(Collected data entries)

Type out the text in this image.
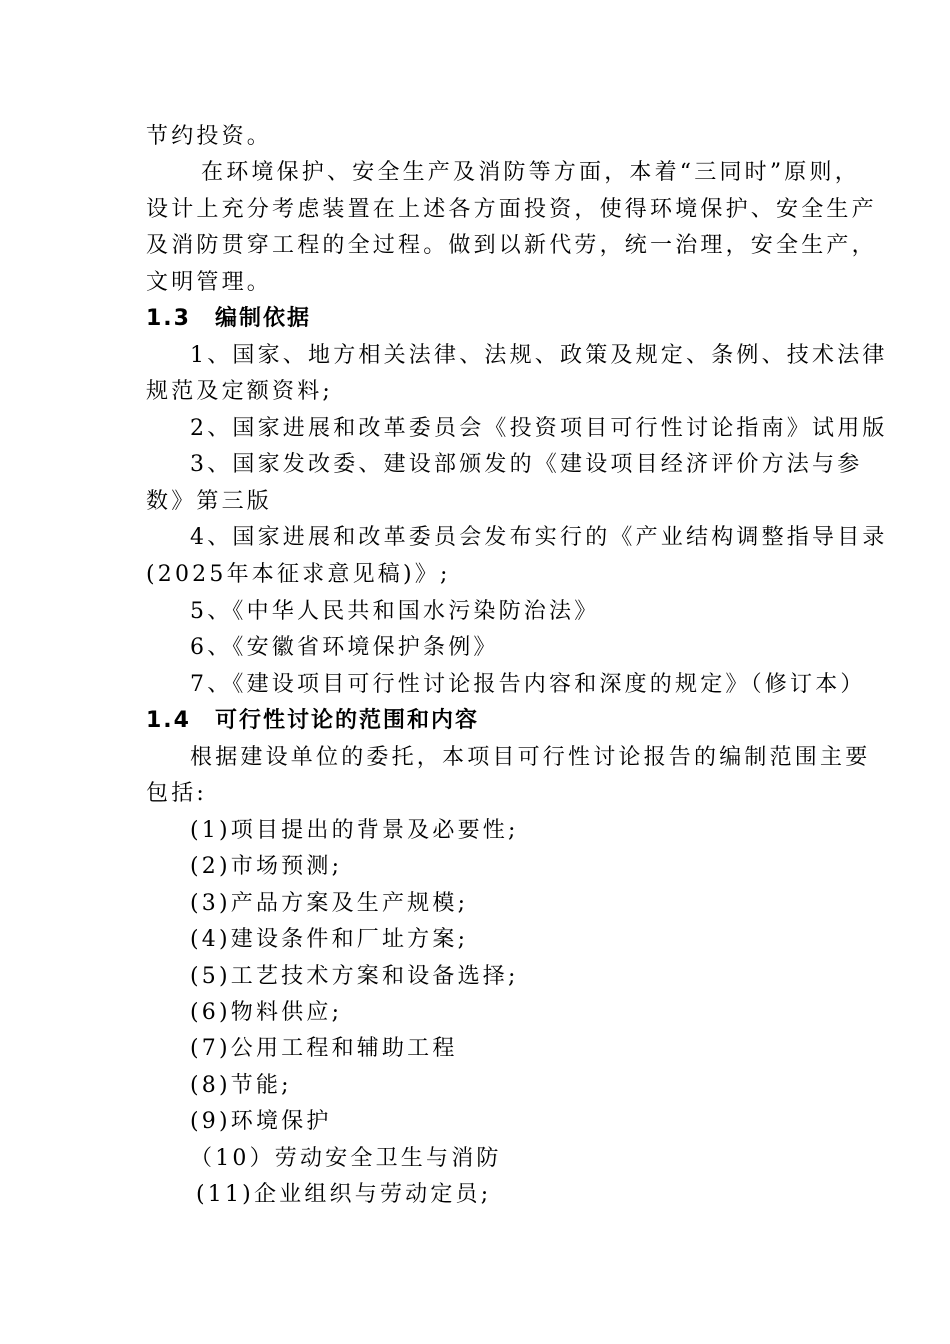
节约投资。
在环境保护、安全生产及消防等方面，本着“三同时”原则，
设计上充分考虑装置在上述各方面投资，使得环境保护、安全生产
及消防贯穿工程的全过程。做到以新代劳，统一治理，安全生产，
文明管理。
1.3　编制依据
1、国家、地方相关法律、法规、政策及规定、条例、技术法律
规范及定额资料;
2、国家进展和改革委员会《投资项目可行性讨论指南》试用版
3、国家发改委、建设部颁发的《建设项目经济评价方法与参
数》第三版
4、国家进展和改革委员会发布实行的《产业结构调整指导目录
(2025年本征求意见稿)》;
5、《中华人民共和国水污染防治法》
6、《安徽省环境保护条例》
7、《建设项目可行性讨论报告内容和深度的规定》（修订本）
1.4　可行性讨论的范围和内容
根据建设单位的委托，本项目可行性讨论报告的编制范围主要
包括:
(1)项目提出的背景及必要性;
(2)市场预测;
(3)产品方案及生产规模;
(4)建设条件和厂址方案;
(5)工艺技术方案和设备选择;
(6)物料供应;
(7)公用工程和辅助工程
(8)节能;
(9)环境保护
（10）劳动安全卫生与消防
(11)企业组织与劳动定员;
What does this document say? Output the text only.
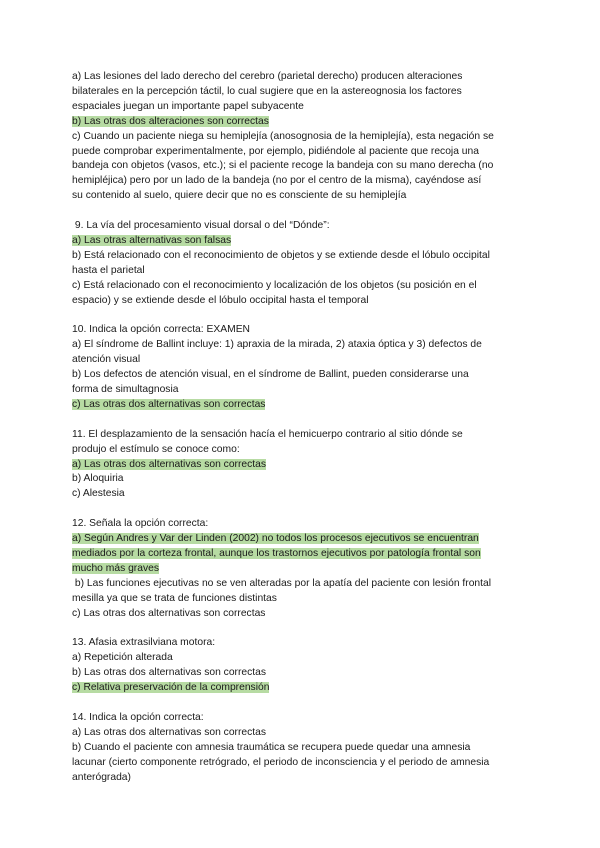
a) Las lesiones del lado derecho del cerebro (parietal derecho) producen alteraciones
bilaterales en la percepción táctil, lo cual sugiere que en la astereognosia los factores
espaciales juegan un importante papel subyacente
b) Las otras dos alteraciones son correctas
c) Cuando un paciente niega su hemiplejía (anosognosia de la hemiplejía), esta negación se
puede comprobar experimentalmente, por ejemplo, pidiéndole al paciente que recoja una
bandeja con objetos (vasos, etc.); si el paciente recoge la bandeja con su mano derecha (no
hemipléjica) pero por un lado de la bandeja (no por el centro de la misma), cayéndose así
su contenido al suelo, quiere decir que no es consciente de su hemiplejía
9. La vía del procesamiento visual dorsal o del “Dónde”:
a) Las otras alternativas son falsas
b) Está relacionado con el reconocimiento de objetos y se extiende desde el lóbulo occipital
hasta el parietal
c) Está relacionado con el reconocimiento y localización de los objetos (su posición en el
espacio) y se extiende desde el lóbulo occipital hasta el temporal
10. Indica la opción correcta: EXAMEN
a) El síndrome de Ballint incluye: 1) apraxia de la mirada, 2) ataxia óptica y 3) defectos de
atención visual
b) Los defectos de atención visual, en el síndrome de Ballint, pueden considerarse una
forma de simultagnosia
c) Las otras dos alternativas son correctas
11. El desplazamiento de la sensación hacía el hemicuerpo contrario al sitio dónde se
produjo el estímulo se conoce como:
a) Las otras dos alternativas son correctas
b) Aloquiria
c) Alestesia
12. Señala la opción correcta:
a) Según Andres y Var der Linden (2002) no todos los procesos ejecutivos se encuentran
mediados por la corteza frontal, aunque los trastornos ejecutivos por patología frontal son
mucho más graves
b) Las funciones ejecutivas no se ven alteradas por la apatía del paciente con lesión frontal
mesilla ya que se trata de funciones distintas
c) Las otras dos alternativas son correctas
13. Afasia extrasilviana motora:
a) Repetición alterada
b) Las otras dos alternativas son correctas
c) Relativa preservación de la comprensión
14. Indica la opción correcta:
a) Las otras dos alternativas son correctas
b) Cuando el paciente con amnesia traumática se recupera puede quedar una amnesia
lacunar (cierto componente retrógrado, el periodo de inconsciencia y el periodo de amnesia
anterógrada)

Aim: Return every line containing "amnesia".

Finished exercise:
b) Cuando el paciente con amnesia traumática se recupera puede quedar una amnesia
lacunar (cierto componente retrógrado, el periodo de inconsciencia y el periodo de amnesia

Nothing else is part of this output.